> [Directive] Copy every line of the rows below without any change, leaving out the pictures.

> [Record list]
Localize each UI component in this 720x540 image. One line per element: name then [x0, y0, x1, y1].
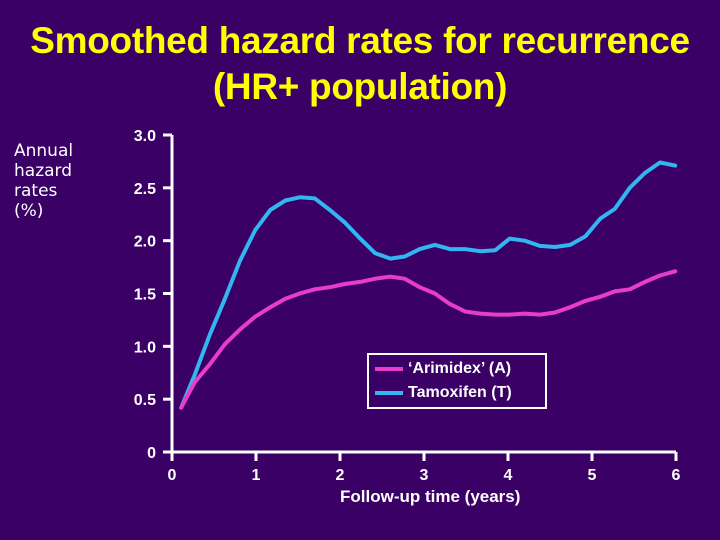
- x-tick-label: 1: [252, 467, 261, 484]
- y-axis-label: Annual hazard rates (%): [14, 141, 73, 221]
- x-tick-label: 5: [588, 467, 597, 484]
- x-axis-label: Follow-up time (years): [340, 487, 521, 506]
- legend-item-arimidex: ‘Arimidex’ (A): [375, 360, 511, 378]
- legend-item-tamoxifen: Tamoxifen (T): [375, 384, 512, 402]
- arimidex-line: [179, 269, 678, 410]
- x-tick-label: 2: [336, 467, 345, 484]
- tamoxifen-swatch-icon: [375, 391, 403, 395]
- arimidex-swatch-icon: [375, 367, 403, 371]
- y-axis-label-line: (%): [14, 201, 44, 221]
- y-tick-label: 2.5: [134, 181, 156, 198]
- legend-label: ‘Arimidex’ (A): [408, 360, 512, 377]
- x-tick-label: 3: [420, 467, 429, 484]
- y-axis-label-line: rates: [14, 181, 58, 201]
- y-axis-label-line: hazard: [14, 161, 73, 181]
- legend: ‘Arimidex’ (A) Tamoxifen (T): [367, 353, 547, 409]
- y-tick-label: 3.0: [134, 128, 156, 145]
- x-tick-label: 6: [672, 467, 681, 484]
- x-tick-label: 4: [504, 467, 513, 484]
- tamoxifen-line: [179, 160, 678, 410]
- y-tick-label: 2.0: [134, 234, 156, 251]
- x-ticks: 0 1 2 3 4 5 6: [168, 452, 681, 484]
- y-tick-label: 1.5: [134, 287, 156, 304]
- legend-label: Tamoxifen (T): [408, 384, 512, 401]
- x-tick-label: 0: [168, 467, 177, 484]
- y-tick-label: 0: [147, 445, 156, 462]
- y-ticks: 0 0.5 1.0 1.5 2.0 2.5 3.0: [134, 128, 172, 462]
- chart-title-line1: Smoothed hazard rates for recurrence: [30, 20, 690, 61]
- chart-title: Smoothed hazard rates for recurrence (HR…: [0, 18, 720, 110]
- y-tick-label: 1.0: [134, 339, 156, 356]
- chart-title-line2: (HR+ population): [212, 66, 508, 107]
- y-axis-label-line: Annual: [14, 141, 74, 161]
- y-tick-label: 0.5: [134, 392, 156, 409]
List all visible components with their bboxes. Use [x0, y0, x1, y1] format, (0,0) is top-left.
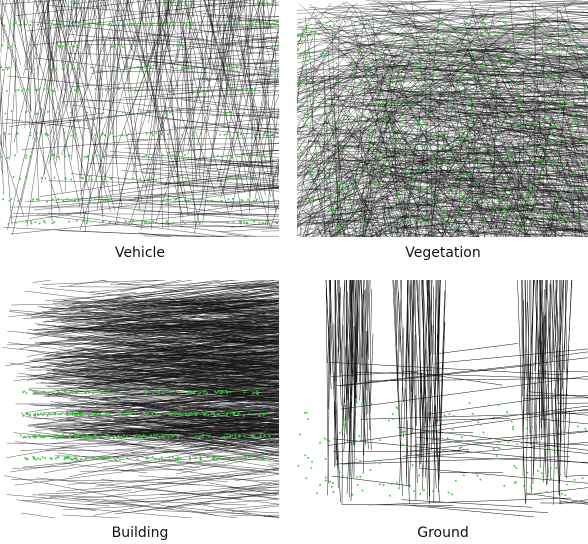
building-render: [0, 280, 279, 518]
ray-lines: [297, 0, 588, 237]
caption: Building: [111, 525, 169, 541]
caption: Vehicle: [114, 245, 166, 261]
green-points: [0, 0, 279, 225]
ray-lines: [2, 280, 279, 518]
vehicle-render: [0, 0, 279, 237]
vegetation-render: [297, 0, 588, 237]
caption: Vegetation: [405, 245, 481, 261]
ground-render: [297, 280, 588, 518]
ray-lines: [0, 0, 279, 237]
ray-lines: [325, 280, 588, 518]
caption: Ground: [417, 525, 469, 541]
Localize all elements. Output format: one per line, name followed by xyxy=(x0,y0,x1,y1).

> [The result]
Localize each UI component in this 720x540 image. One line per element: name then [x0, y0, x1, y1].
- x-tick-label: 1: [252, 467, 261, 484]
- y-axis-label: Annual hazard rates (%): [14, 141, 73, 221]
- x-tick-label: 5: [588, 467, 597, 484]
- x-axis-label: Follow-up time (years): [340, 487, 521, 506]
- legend-item-arimidex: ‘Arimidex’ (A): [375, 360, 511, 378]
- legend-item-tamoxifen: Tamoxifen (T): [375, 384, 512, 402]
- arimidex-line: [179, 269, 678, 410]
- x-tick-label: 2: [336, 467, 345, 484]
- tamoxifen-swatch-icon: [375, 391, 403, 395]
- arimidex-swatch-icon: [375, 367, 403, 371]
- y-axis-label-line: (%): [14, 201, 44, 221]
- y-tick-label: 2.5: [134, 181, 156, 198]
- legend-label: ‘Arimidex’ (A): [408, 360, 512, 377]
- x-tick-label: 3: [420, 467, 429, 484]
- y-axis-label-line: rates: [14, 181, 58, 201]
- y-axis-label-line: hazard: [14, 161, 73, 181]
- legend: ‘Arimidex’ (A) Tamoxifen (T): [367, 353, 547, 409]
- y-tick-label: 3.0: [134, 128, 156, 145]
- x-tick-label: 6: [672, 467, 681, 484]
- x-tick-label: 4: [504, 467, 513, 484]
- tamoxifen-line: [179, 160, 678, 410]
- y-tick-label: 2.0: [134, 234, 156, 251]
- x-ticks: 0 1 2 3 4 5 6: [168, 452, 681, 484]
- y-tick-label: 1.5: [134, 287, 156, 304]
- legend-label: Tamoxifen (T): [408, 384, 512, 401]
- x-tick-label: 0: [168, 467, 177, 484]
- y-tick-label: 0: [147, 445, 156, 462]
- y-ticks: 0 0.5 1.0 1.5 2.0 2.5 3.0: [134, 128, 172, 462]
- chart-title-line1: Smoothed hazard rates for recurrence: [30, 20, 690, 61]
- chart-title: Smoothed hazard rates for recurrence (HR…: [0, 18, 720, 110]
- y-tick-label: 1.0: [134, 339, 156, 356]
- chart-title-line2: (HR+ population): [212, 66, 508, 107]
- y-axis-label-line: Annual: [14, 141, 74, 161]
- y-tick-label: 0.5: [134, 392, 156, 409]
List all visible components with their bboxes. Use [x0, y0, x1, y1] format, (0,0) is top-left.
building-render: [0, 280, 279, 518]
ray-lines: [297, 0, 588, 237]
caption: Building: [111, 525, 169, 541]
caption: Vehicle: [114, 245, 166, 261]
green-points: [0, 0, 279, 225]
ray-lines: [2, 280, 279, 518]
vehicle-render: [0, 0, 279, 237]
vegetation-render: [297, 0, 588, 237]
caption: Vegetation: [405, 245, 481, 261]
ground-render: [297, 280, 588, 518]
ray-lines: [0, 0, 279, 237]
ray-lines: [325, 280, 588, 518]
caption: Ground: [417, 525, 469, 541]
Localize all elements. Output format: one per line, name followed by xyxy=(x0,y0,x1,y1).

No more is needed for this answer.